▶ **CONSIGNE 1**:
Recopie le passage du courrier des lecteurs compris entre "Je me demande" et "imprimée pour rien.", ces deux bouts inclus.
▶ **CONSIGNE 2**:
D'après le courrier des lecteurs, quel journal a refusé les extraits de textes publiés dans le n° 967 ?

Courrier des lecteurs Politis 969

Politis  • 27 septembre 2007 abonné·es

Merci à Mai 68

Un grand merci pour le numéro spécial été sur Mai 68 et, dans le n° 967, pour les extraits de textes refusés par le Nouvel Obs , journal qui se dit de gauche ­ mais de quelle gauche ? La gauche de la droite, peut-être !

Le courrier d’Olivier Bertrand de Grenoble, publié dans ce même dernier numéro de Politis , est la goutte qui fait déborder le vase !

Il y en a marre de ces donneurs de leçon qui, même à gauche, mettent sur le dos de Mai 68 ce qui n’est pas du fait de cette « révolution culturelle », mais des conséquences qu’en ont tirées les gouvernements qui se sont succédé après, de droite comme de gauche, les gouvernants socialistes sous Mitterrand et les éléphants du PS devenant rapidement, après la victoire de 1981, les défenseurs d’une « gauche molle » !

Mai 68 a bien sûr ­ et c’est tant mieux ­ été le réveil des individualités… Jamais des individualismes ! Comment oublier les mouvements et les luttes qui sont nés de cette révolte : altermondialistes, écologistes, féministes, sociaux et sociétaux… J’en fus, à ma faible mesure, et j’en suis fier !

Bien sûr, […] une partie des « responsables » de l’époque ont égoïstement profité du détournement de ce mouvement pour faire partie des élites droitières d’aujourd’hui, sous le fallacieux prétexte que la mondialisation actuelle est inéluctable. D’autres (dont les responsables de notre revue favorite), plus « silencieux », ont gardé leurs convictions originelles et se battent pour un monde à taille humaine. Il le sera, ou nous périrons dans les conséquences désastreuses de cette évolution où l’homme n’est qu’une marchandise parmi d’autres.

Nul besoin de reprendre le contenu des articles que vous avez publiés, ils sont très bien. Et j’attends avec impatience les articles et livres qui paraîtront l’an prochain pour le 40e anniversaire !

Mai 68, au sens large de « révolte mondiale » contre les autoritarismes et au sens de lutte contre des verrouillages inacceptables pour la majorité d’entre nous, en France et ailleurs, doit être traité comme un grand pas en avant. Et il faut refuser aujourd’hui la manière dont les libéraux l’ont traduit dans les faits (mondialisation à outrance, déshumanisation des sociétés des services public et privé), sans faire non plus d’anachronisme en répétant que tout était mieux avant. L’important, c’est que tout aille mieux demain, puis après-demain.

Merci à Mai 68… et longue vie à sa progéniture : qu’elle fasse son possible et son maximum pour le bonheur de l’humanité à venir !

Serge Moulis, Betton (Ille-et-Vilaine)

Les platitudes de Kosciusko-Morizet

Je me demande bien ce qui a pris à Politis d’interviewer Nathalie Kosciusko-Morizet, qui aurait « une réputation d’écologiste sincère et compétente » ! Or, d’une part, au cours des débats de la campagne électorale, j’ai entendu plusieurs fois cette femme s’exprimer avec une invraisemblable mauvaise foi, et, d’autre part, les réponses qu’elle fait à Politis sont d’une platitude rarement égalée. Soit une page et demie imprimée pour rien.

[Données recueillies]

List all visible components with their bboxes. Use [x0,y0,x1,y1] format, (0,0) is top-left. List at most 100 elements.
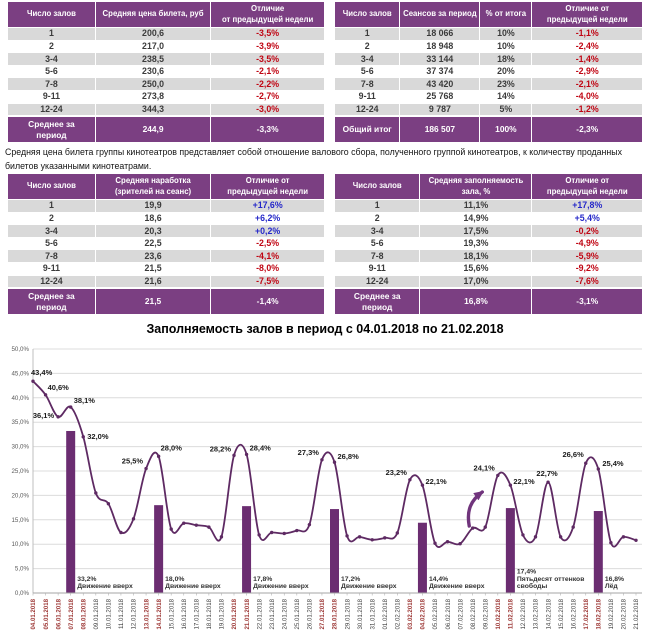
cell: 23,6 [94,249,211,262]
column-header: Отличие от предыдущей недели [210,174,324,199]
table-avg-ticket-price: Число залов Средняя цена билета, руб Отлич… [8,2,324,143]
column-header: Средняя заполняемость зала, % [419,174,532,199]
header-row: Число залов Средняя наработка (зрителей н… [8,174,324,199]
svg-text:45,0%: 45,0% [11,370,29,377]
date-label: 04.01.2018 [30,598,37,629]
cell: 17,0% [419,274,532,288]
cell: 2 [335,39,400,53]
cell: 12-24 [335,102,400,116]
svg-text:40,0%: 40,0% [11,395,29,402]
bar-annotation-line: 16,8% [605,576,624,583]
column-header: Сеансов за период [399,2,480,27]
top-tables-row: Число залов Средняя цена билета, руб Отлич… [8,2,642,143]
bar-annotation-line: 17,8% [253,576,272,583]
data-label: 26,8% [338,452,360,461]
cell: 12-24 [335,274,420,288]
svg-text:25,0%: 25,0% [11,468,29,475]
date-label: 10.01.2018 [106,598,113,629]
cell: 2 [8,211,95,225]
summary-row: Среднее за период 244,9 -3,3% [8,115,324,143]
column-header: Число залов [335,174,420,199]
cell: -0,2% [531,224,642,237]
cell: 20,3 [94,224,211,237]
header-row: Число залов Сеансов за период% от итога От… [335,2,642,27]
summary-cell: Среднее за период [8,287,95,315]
cell: -1,2% [531,102,642,116]
summary-row: Общий итог 186 507 100% -2,3% [335,115,642,143]
table-row: 2 14,9% +5,4% [335,211,642,225]
cell: -4,9% [531,236,642,250]
date-label: 21.02.2018 [633,598,640,629]
date-label: 12.02.2018 [520,598,527,629]
table-row: 3-4 33 144 18% -1,4% [335,52,642,65]
svg-text:10,0%: 10,0% [11,541,29,548]
summary-cell: -3,3% [210,115,324,143]
data-labels: 43,4% 40,6% 36,1% 38,1% 32,0% 25,5% 28,0% 28,2%… [31,368,624,486]
table-row: 5-6 22,5 -2,5% [8,236,324,250]
cell: -2,1% [531,77,642,90]
point-markers [31,379,638,546]
cell: 9-11 [8,89,95,103]
svg-text:20,0%: 20,0% [11,492,29,499]
cell: 20% [479,64,532,78]
cell: 18 066 [399,27,480,40]
cell: 14,9% [419,211,532,225]
date-label: 28.01.2018 [332,598,339,629]
date-label: 12.01.2018 [131,598,138,629]
x-axis [32,592,642,596]
data-label: 24,1% [474,463,496,472]
column-header: Число залов [335,2,400,27]
table-row: 9-11 15,6% -9,2% [335,261,642,275]
table-row: 7-8 18,1% -5,9% [335,249,642,262]
cell: 3-4 [335,224,420,237]
table-avg-attendance: Число залов Средняя наработка (зрителей н… [8,174,324,315]
date-label: 02.02.2018 [395,598,402,629]
cell: 344,3 [94,102,211,116]
table-row: 5-6 19,3% -4,9% [335,236,642,250]
date-label: 27.01.2018 [319,598,326,629]
summary-cell: 186 507 [399,115,480,143]
bar-annotation-line: Движение вверх [77,583,133,590]
data-label: 25,4% [602,459,624,468]
cell: 1 [335,27,400,40]
cell: 21,5 [94,261,211,275]
header-row: Число залов Средняя заполняемость зала, %… [335,174,642,199]
summary-row: Среднее за период 21,5 -1,4% [8,287,324,315]
data-label: 43,4% [31,368,53,377]
cell: 21,6 [94,274,211,288]
table-row: 2 217,0 -3,9% [8,39,324,53]
y-axis-labels: 50,0% 45,0% 40,0% 35,0% 30,0% 25,0% 20,0% 15,0%… [11,346,29,597]
summary-cell: 16,8% [419,287,532,315]
summary-cell: -3,1% [531,287,642,315]
table-row: 5-6 37 374 20% -2,9% [335,64,642,78]
table-row: 3-4 17,5% -0,2% [335,224,642,237]
cell: 3-4 [8,224,95,237]
table-row: 1 19,9 +17,6% [8,199,324,212]
bar-annotation-line: свободы [517,582,548,590]
date-label: 07.02.2018 [457,598,464,629]
table-row: 7-8 250,0 -2,2% [8,77,324,90]
bar-annotation-line: Движение вверх [253,583,309,590]
table-row: 5-6 230,6 -2,1% [8,64,324,78]
bar-annotation-line: 17,4% [517,569,536,576]
note-text: Средняя цена билета группы кинотеатров п… [5,147,622,171]
date-label: 13.02.2018 [533,598,540,629]
cell: 14% [479,89,532,103]
cell: 25 768 [399,89,480,103]
cell: 15,6% [419,261,532,275]
date-label: 15.01.2018 [168,598,175,629]
date-label: 01.02.2018 [382,598,389,629]
chart-title: Заполняемость залов в период с 04.01.201… [146,322,504,336]
cell: 7-8 [8,77,95,90]
cell: 10% [479,27,532,40]
table-row: 1 11,1% +17,8% [335,199,642,212]
sessions-table: Число залов Сеансов за период% от итога От… [335,2,642,143]
table-row: 9-11 25 768 14% -4,0% [335,89,642,103]
date-label: 11.02.2018 [508,598,515,629]
weekend-bars [66,430,603,593]
attendance-table: Число залов Средняя наработка (зрителей н… [8,174,324,315]
data-label: 23,2% [386,468,408,477]
column-header: Средняя наработка (зрителей на сеанс) [94,174,211,199]
cell: 1 [8,199,95,212]
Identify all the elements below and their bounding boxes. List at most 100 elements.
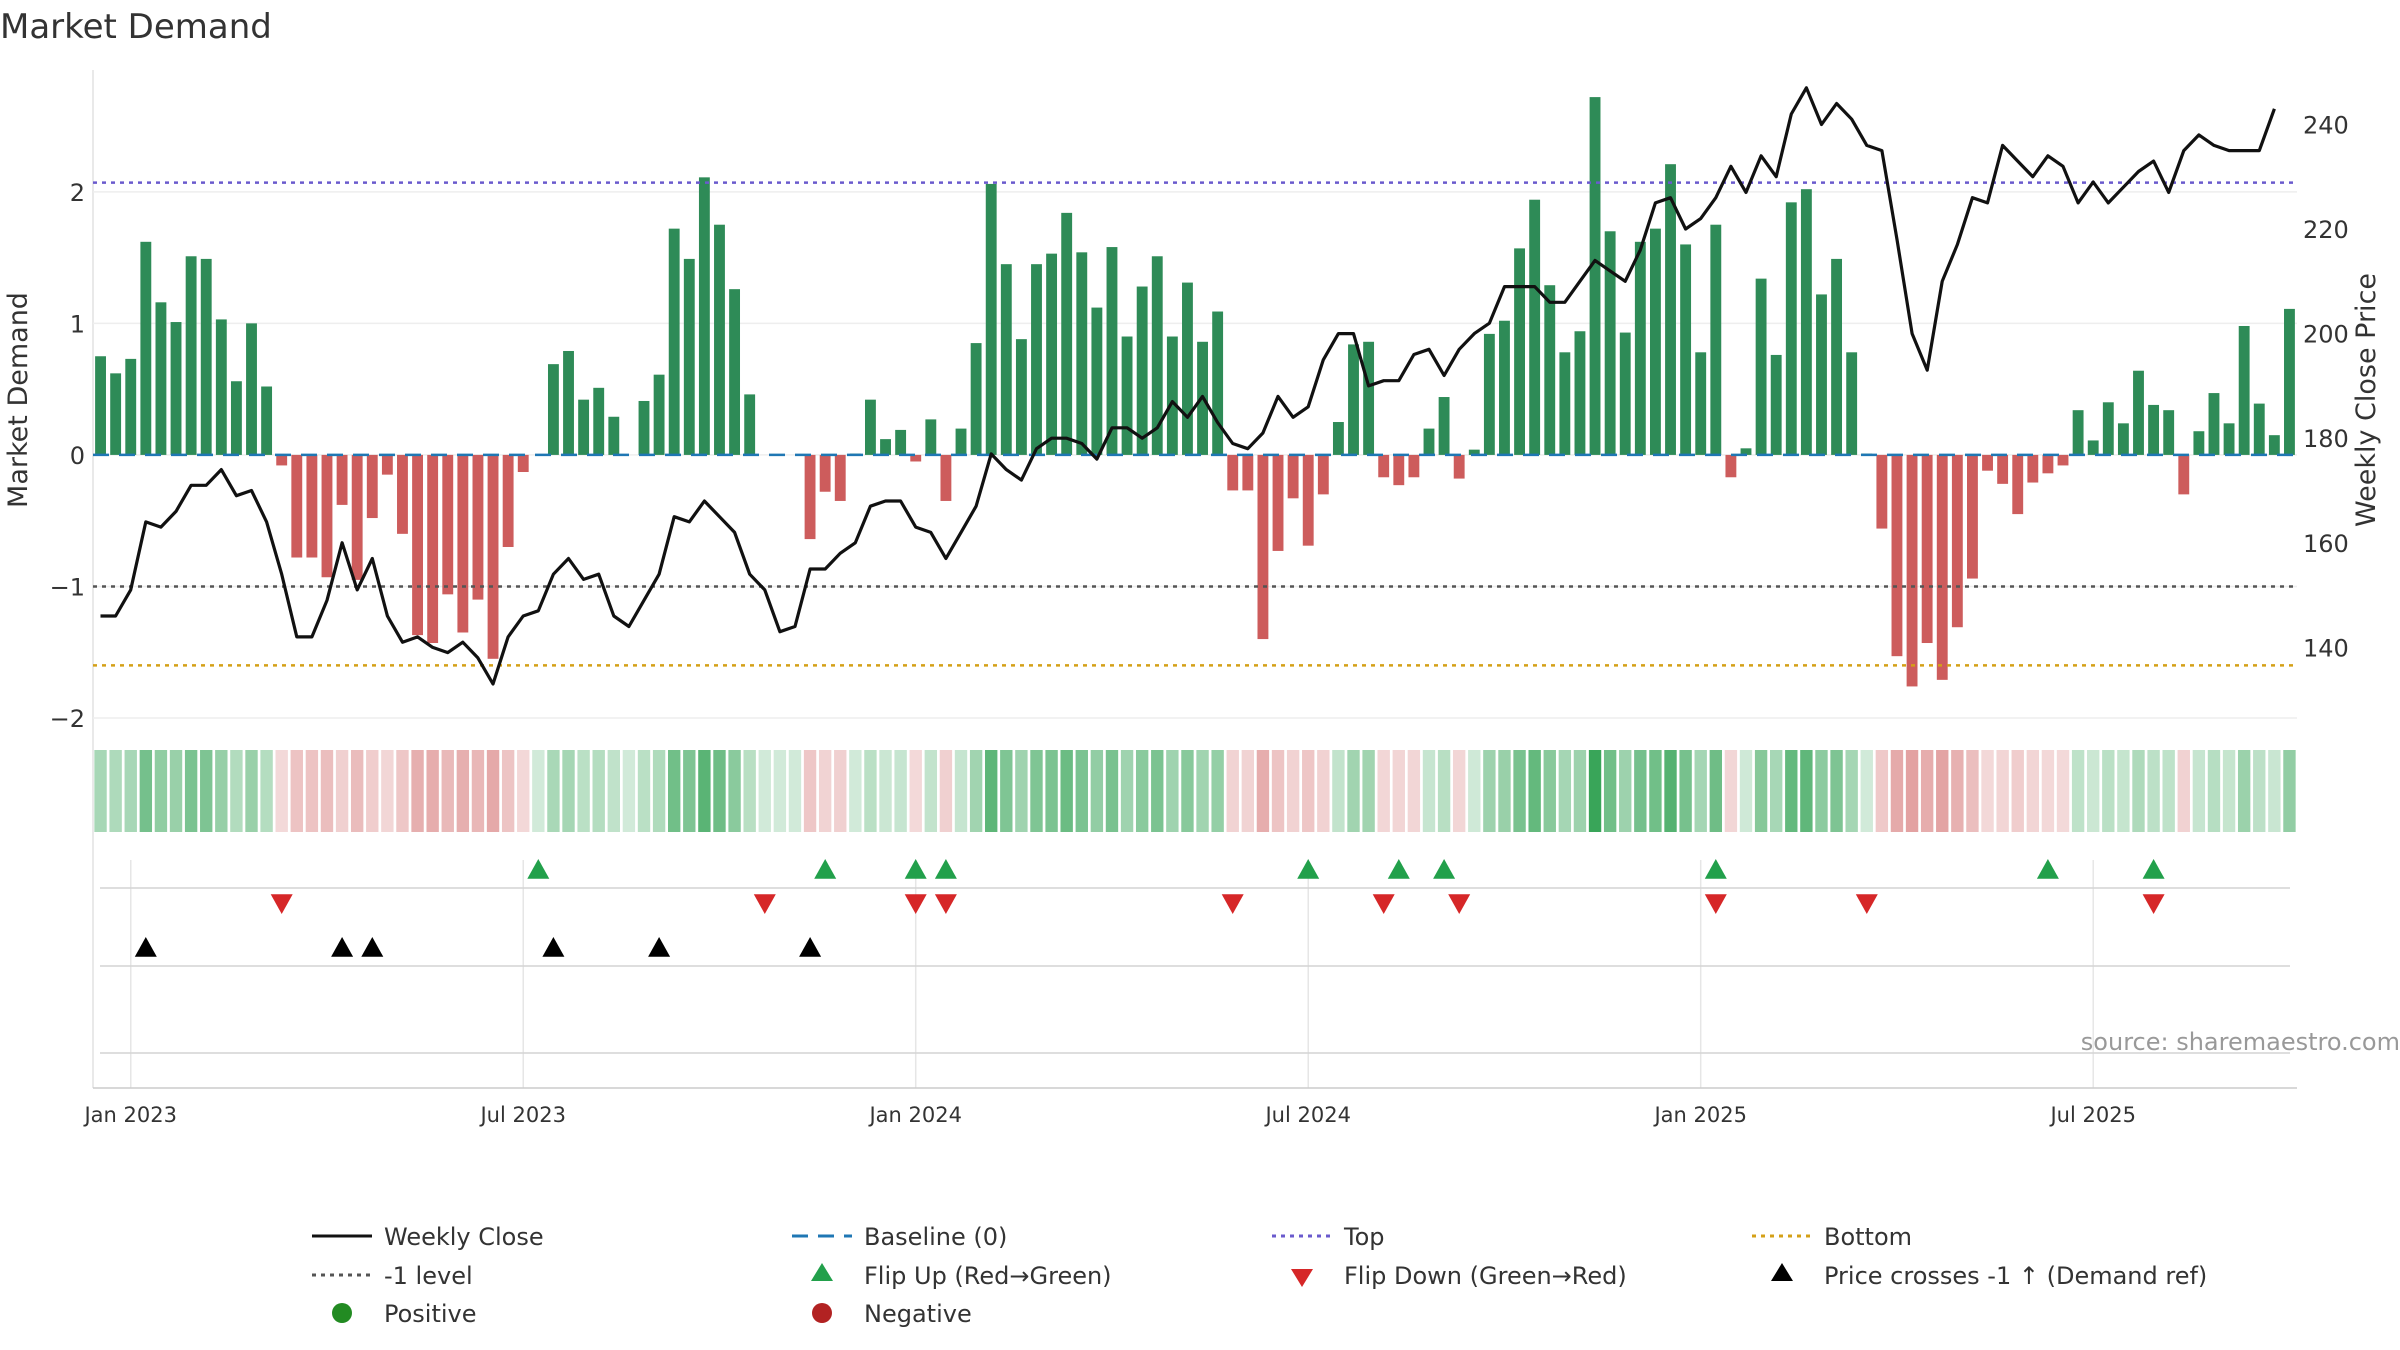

▶ **RÉSULTAT 1**:
Je me demande bien ce qui a pris à Politis d’interviewer Nathalie Kosciusko-Morizet, qui aurait « une réputation d’écologiste sincère et compétente » ! Or, d’une part, au cours des débats de la campagne électorale, j’ai entendu plusieurs fois cette femme s’exprimer avec une invraisemblable mauvaise foi, et, d’autre part, les réponses qu’elle fait à Politis sont d’une platitude rarement égalée. Soit une page et demie imprimée pour rien.

▶ **RÉSULTAT 2**:
Le Nouvel Obs.